### Set exercise 1
Which party is Simon Danczuk standing for, according to the Rochdale byelection article?
### Set exercise 2
From the Rochdale byelection article, output the text word for word, beginning at the words "Byelections are traditionally" and stopping after "BBC radio debate.".

------ Passage to read ------

Workers’ party of Britain leader George Galloway speaking at his rally after Friday prayers at the Bilal Mosque in Rochdale
Workers Party of Britain leader George Galloway speaking at a rally after Friday prayers at the Bilal Mosque in Rochdale. Photograph: Christopher Thomond/The Guardian

Byelections are traditionally a chance for voters to lodge a protest vote. But when the people of Rochdale go to the polls on Thursday, they have barely anyone to protest against.

The Labour and Green parties have ditched their candidates. The Conservative was abroad on a long-planned family holiday the week before polling day. The Lib Dem remains, but pulled out of the most high-profile political event, a local BBC radio debate.

The most energetic campaigning last week came instead from the political fringe: George Galloway, serial byelection winner and founder of the Workers Party of Britain, and Simon Danczuk, the town’s former Labour MP who was suspended by the party for sexting a 17-year-old girl and is now standing for Reform UK.

“We don’t deserve this,” said Margaret King, standing outside Marks & Spencer. “This town does not deserve to be this short of anybody decent to vote for.” This time she’s ­voting for one of the local independents.

“We’ve been Lib Dem for a long time, back to Cyril Smith, but when I think back I can’t believe I voted for him. There’s too many shadows on this town.”

It’s true that Rochdale’s shadows are long: Smith’s decades of child abuse and the grooming gangs whose teenage victims were failed by police are the most obvious. But the town, on the edge of Greater Manchester, notable as the birthplace of the modern co-operative movement and once one of the world’s foremost cotton processing centres, has other issues too. The Wheatsheaf shopping centre has been shut down and outside the town centre there is a proliferation of pawn shops and people sleeping rough.

A giant mural on the side of a former cinema in Rochdale.
A giant mural on the side of a former cinema in Rochdale highlighting the town’s proud heritage. Photograph: Phil Noble/Reuters

There is also a shiny new shopping precinct called Riverside and the newly revamped town hall – an imposing neo-Gothic building which, Rochdalians are quick to remind visitors, Hitler was so impressed by that he wanted it dismantled and rebuilt in Bavaria.

A little way south is Milkstone Road, thriving with south Asian restaurants, halal butchers and sweet shops selling laddoo, burfee and other treats popular with the 30% of Rochdale residents who are Muslim, many of Pakistani, Kashmiri or Bangladeshi origin. Galloway has done much of his campaigning around here, and on Friday he toured the mosques to talk to worshippers as they spilled out on to the pavements after prayers. The 69-year-old has made Gaza his focus in an appeal to Muslims horrified by events there and dismayed that Keir Starmer has not taken a stronger stance on the issue.

“My father supported Labour, my mother, my uncle, my sisters, my brothers,” said Maqsood Ahmad, sitting in a branch of Chaiiwala having heard Galloway’s pitch. “But they are not listening to us. You can’t tell the difference between them and the government.

------ Given information ------

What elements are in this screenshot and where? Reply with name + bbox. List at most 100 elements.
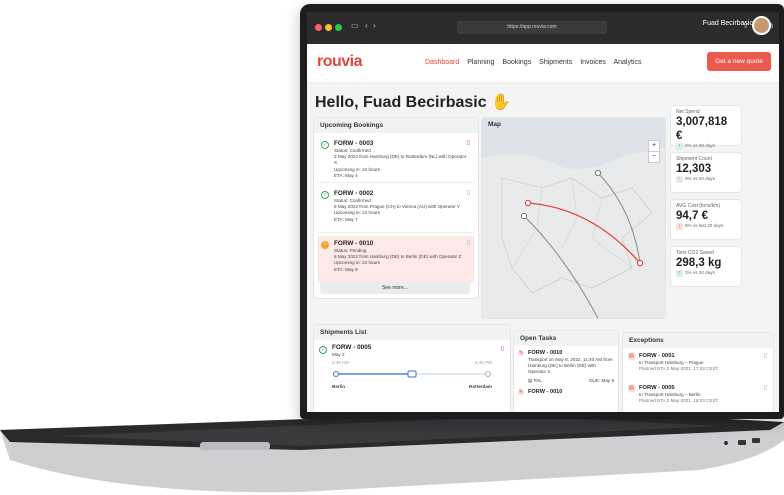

------

### Correct answer 1
Reform UK.

### Correct answer 2
Byelections are traditionally a chance for voters to lodge a protest vote. But when the people of Rochdale go to the polls on Thursday, they have barely anyone to protest against.

The Labour and Green parties have ditched their candidates. The Conservative was abroad on a long-planned family holiday the week before polling day. The Lib Dem remains, but pulled out of the most high-profile political event, a local BBC radio debate.